__REQUEST__
From the data that follows, copy every line holding the string "color".
====== INPUT MATERIAL ======
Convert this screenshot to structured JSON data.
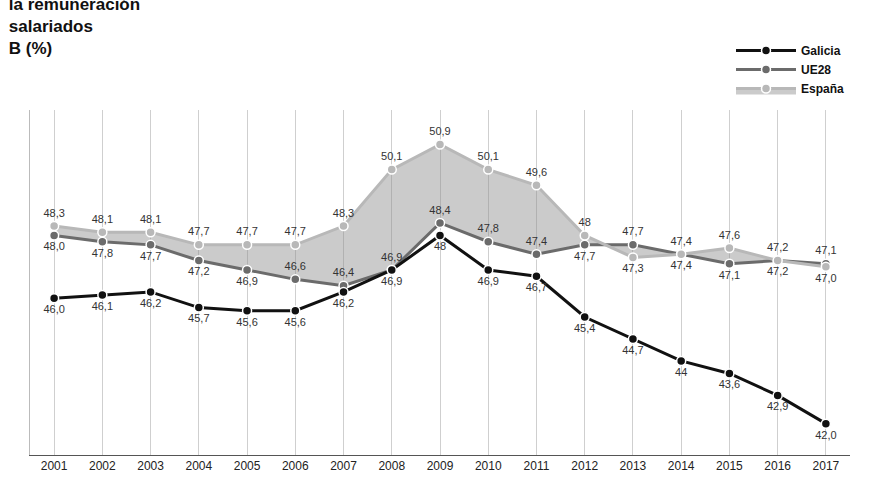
{
  "chart_data": {
    "type": "line",
    "title": "la remuneración\nsalariados\nB (%)",
    "categories": [
      "2001",
      "2002",
      "2003",
      "2004",
      "2005",
      "2006",
      "2007",
      "2008",
      "2009",
      "2010",
      "2011",
      "2012",
      "2013",
      "2014",
      "2015",
      "2016",
      "2017"
    ],
    "series": [
      {
        "name": "España",
        "color": "#b8b8b8",
        "marker": "circle",
        "values": [
          48.3,
          48.1,
          48.1,
          47.7,
          47.7,
          47.7,
          48.3,
          50.1,
          50.9,
          50.1,
          49.6,
          48,
          47.3,
          47.4,
          47.6,
          47.2,
          47.0
        ],
        "value_labels": [
          "48,3",
          "48,1",
          "48,1",
          "47,7",
          "47,7",
          "47,7",
          "48,3",
          "50,1",
          "50,9",
          "50,1",
          "49,6",
          "48",
          "47,3",
          "47,4",
          "47,6",
          "47,2",
          "47,0"
        ]
      },
      {
        "name": "UE28",
        "color": "#6b6b6b",
        "marker": "circle",
        "values": [
          48.0,
          47.8,
          47.7,
          47.2,
          46.9,
          46.6,
          46.4,
          46.9,
          48.4,
          47.8,
          47.4,
          47.7,
          47.7,
          47.4,
          47.1,
          47.2,
          47.1
        ],
        "value_labels": [
          "48,0",
          "47,8",
          "47,7",
          "47,2",
          "46,9",
          "46,6",
          "46,4",
          "46,9",
          "48,4",
          "47,8",
          "47,4",
          "47,7",
          "47,7",
          "47,4",
          "47,1",
          "47,2",
          "47,1"
        ]
      },
      {
        "name": "Galicia",
        "color": "#111111",
        "marker": "circle",
        "values": [
          46.0,
          46.1,
          46.2,
          45.7,
          45.6,
          45.6,
          46.2,
          46.9,
          48,
          46.9,
          46.7,
          45.4,
          44.7,
          44,
          43.6,
          42.9,
          42.0
        ],
        "value_labels": [
          "46,0",
          "46,1",
          "46,2",
          "45,7",
          "45,6",
          "45,6",
          "46,2",
          "46,9",
          "48",
          "46,9",
          "46,7",
          "45,4",
          "44,7",
          "44",
          "43,6",
          "42,9",
          "42,0"
        ]
      }
    ],
    "ylim": [
      41,
      52
    ],
    "tick_labels": "x",
    "grid": true,
    "legend": "top right",
    "data_labels": true
  }
}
======
__SOLUTION__
        "color": "#b8b8b8",
        "color": "#6b6b6b",
        "color": "#111111",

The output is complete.